Reproduce every entry below precisely. Pictures are excluded from the copy.

** START OF AVAILABLE RECORDS **

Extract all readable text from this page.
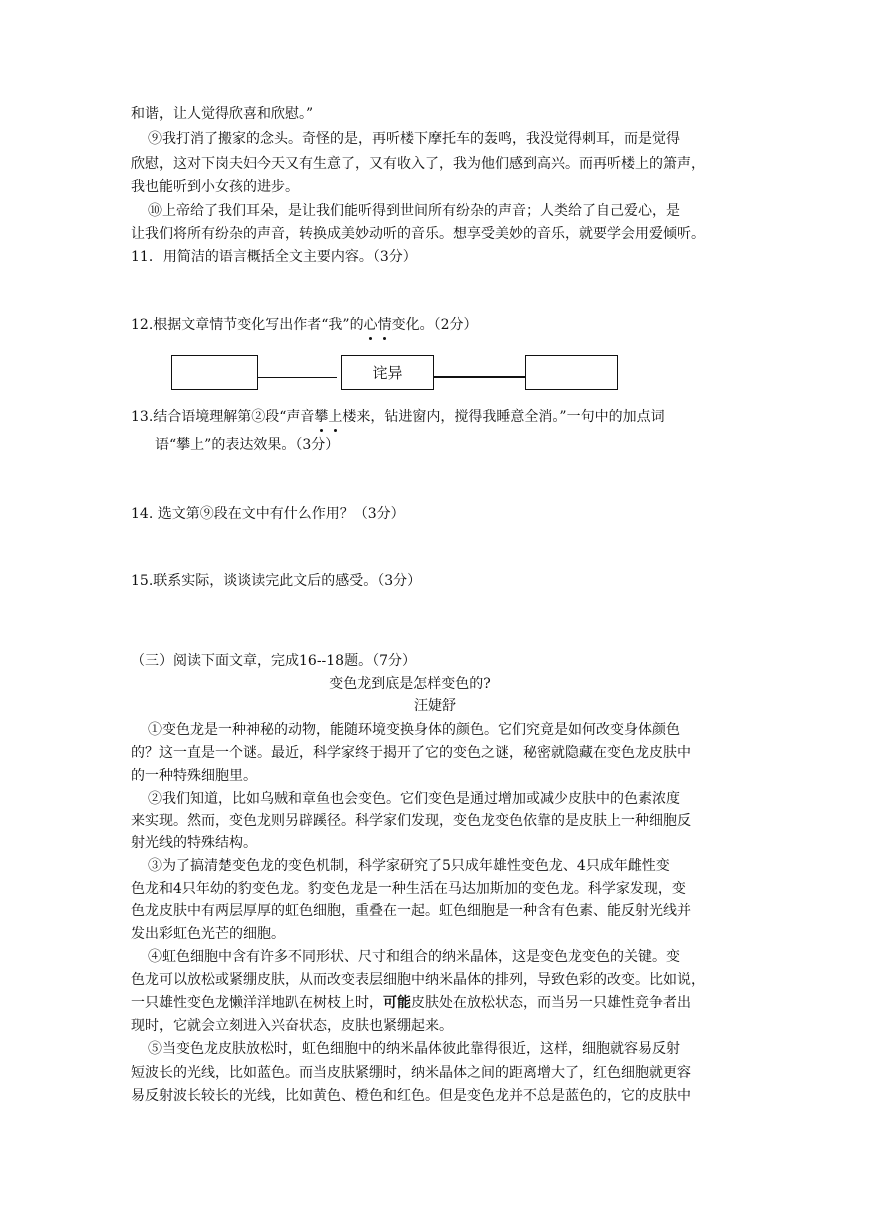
和谐，让人觉得欣喜和欣慰。”
⑨我打消了搬家的念头。奇怪的是，再听楼下摩托车的轰鸣，我没觉得刺耳，而是觉得
欣慰，这对下岗夫妇今天又有生意了，又有收入了，我为他们感到高兴。而再听楼上的箫声，
我也能听到小女孩的进步。
⑩上帝给了我们耳朵，是让我们能听得到世间所有纷杂的声音；人类给了自己爱心，是
让我们将所有纷杂的声音，转换成美妙动听的音乐。想享受美妙的音乐，就要学会用爱倾听。
11．用简洁的语言概括全文主要内容。（3分）
12.根据文章情节变化写出作者“我”的心情变化。（2分）
诧异
13.结合语境理解第②段“声音攀上楼来，钻进窗内，搅得我睡意全消。”一句中的加点词
语“攀上”的表达效果。（3分）
14. 选文第⑨段在文中有什么作用？（3分）
15.联系实际，谈谈读完此文后的感受。（3分）
（三）阅读下面文章，完成16--18题。（7分）
变色龙到底是怎样变色的?
汪婕舒
①变色龙是一种神秘的动物，能随环境变换身体的颜色。它们究竟是如何改变身体颜色
的？这一直是一个谜。最近，科学家终于揭开了它的变色之谜，秘密就隐藏在变色龙皮肤中
的一种特殊细胞里。
②我们知道，比如乌贼和章鱼也会变色。它们变色是通过增加或减少皮肤中的色素浓度
来实现。然而，变色龙则另辟蹊径。科学家们发现，变色龙变色依靠的是皮肤上一种细胞反
射光线的特殊结构。
③为了搞清楚变色龙的变色机制，科学家研究了5只成年雄性变色龙、4只成年雌性变
色龙和4只年幼的豹变色龙。豹变色龙是一种生活在马达加斯加的变色龙。科学家发现，变
色龙皮肤中有两层厚厚的虹色细胞，重叠在一起。虹色细胞是一种含有色素、能反射光线并
发出彩虹色光芒的细胞。
④虹色细胞中含有许多不同形状、尺寸和组合的纳米晶体，这是变色龙变色的关键。变
色龙可以放松或紧绷皮肤，从而改变表层细胞中纳米晶体的排列，导致色彩的改变。比如说，
一只雄性变色龙懒洋洋地趴在树枝上时，可能皮肤处在放松状态，而当另一只雄性竞争者出
现时，它就会立刻进入兴奋状态，皮肤也紧绷起来。
⑤当变色龙皮肤放松时，虹色细胞中的纳米晶体彼此靠得很近，这样，细胞就容易反射
短波长的光线，比如蓝色。而当皮肤紧绷时，纳米晶体之间的距离增大了，红色细胞就更容
易反射波长较长的光线，比如黄色、橙色和红色。但是变色龙并不总是蓝色的，它的皮肤中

** END OF AVAILABLE RECORDS **

■ SOLUTION BELOW:
Extract all readable text from this page.
和谐，让人觉得欣喜和欣慰。”
⑨我打消了搬家的念头。奇怪的是，再听楼下摩托车的轰鸣，我没觉得刺耳，而是觉得
欣慰，这对下岗夫妇今天又有生意了，又有收入了，我为他们感到高兴。而再听楼上的箫声，
我也能听到小女孩的进步。
⑩上帝给了我们耳朵，是让我们能听得到世间所有纷杂的声音；人类给了自己爱心，是
让我们将所有纷杂的声音，转换成美妙动听的音乐。想享受美妙的音乐，就要学会用爱倾听。
11．用简洁的语言概括全文主要内容。（3分）
12.根据文章情节变化写出作者“我”的心情变化。（2分）
诧异
13.结合语境理解第②段“声音攀上楼来，钻进窗内，搅得我睡意全消。”一句中的加点词
语“攀上”的表达效果。（3分）
14. 选文第⑨段在文中有什么作用？（3分）
15.联系实际，谈谈读完此文后的感受。（3分）
（三）阅读下面文章，完成16--18题。（7分）
变色龙到底是怎样变色的?
汪婕舒
①变色龙是一种神秘的动物，能随环境变换身体的颜色。它们究竟是如何改变身体颜色
的？这一直是一个谜。最近，科学家终于揭开了它的变色之谜，秘密就隐藏在变色龙皮肤中
的一种特殊细胞里。
②我们知道，比如乌贼和章鱼也会变色。它们变色是通过增加或减少皮肤中的色素浓度
来实现。然而，变色龙则另辟蹊径。科学家们发现，变色龙变色依靠的是皮肤上一种细胞反
射光线的特殊结构。
③为了搞清楚变色龙的变色机制，科学家研究了5只成年雄性变色龙、4只成年雌性变
色龙和4只年幼的豹变色龙。豹变色龙是一种生活在马达加斯加的变色龙。科学家发现，变
色龙皮肤中有两层厚厚的虹色细胞，重叠在一起。虹色细胞是一种含有色素、能反射光线并
发出彩虹色光芒的细胞。
④虹色细胞中含有许多不同形状、尺寸和组合的纳米晶体，这是变色龙变色的关键。变
色龙可以放松或紧绷皮肤，从而改变表层细胞中纳米晶体的排列，导致色彩的改变。比如说，
一只雄性变色龙懒洋洋地趴在树枝上时，可能皮肤处在放松状态，而当另一只雄性竞争者出
现时，它就会立刻进入兴奋状态，皮肤也紧绷起来。
⑤当变色龙皮肤放松时，虹色细胞中的纳米晶体彼此靠得很近，这样，细胞就容易反射
短波长的光线，比如蓝色。而当皮肤紧绷时，纳米晶体之间的距离增大了，红色细胞就更容
易反射波长较长的光线，比如黄色、橙色和红色。但是变色龙并不总是蓝色的，它的皮肤中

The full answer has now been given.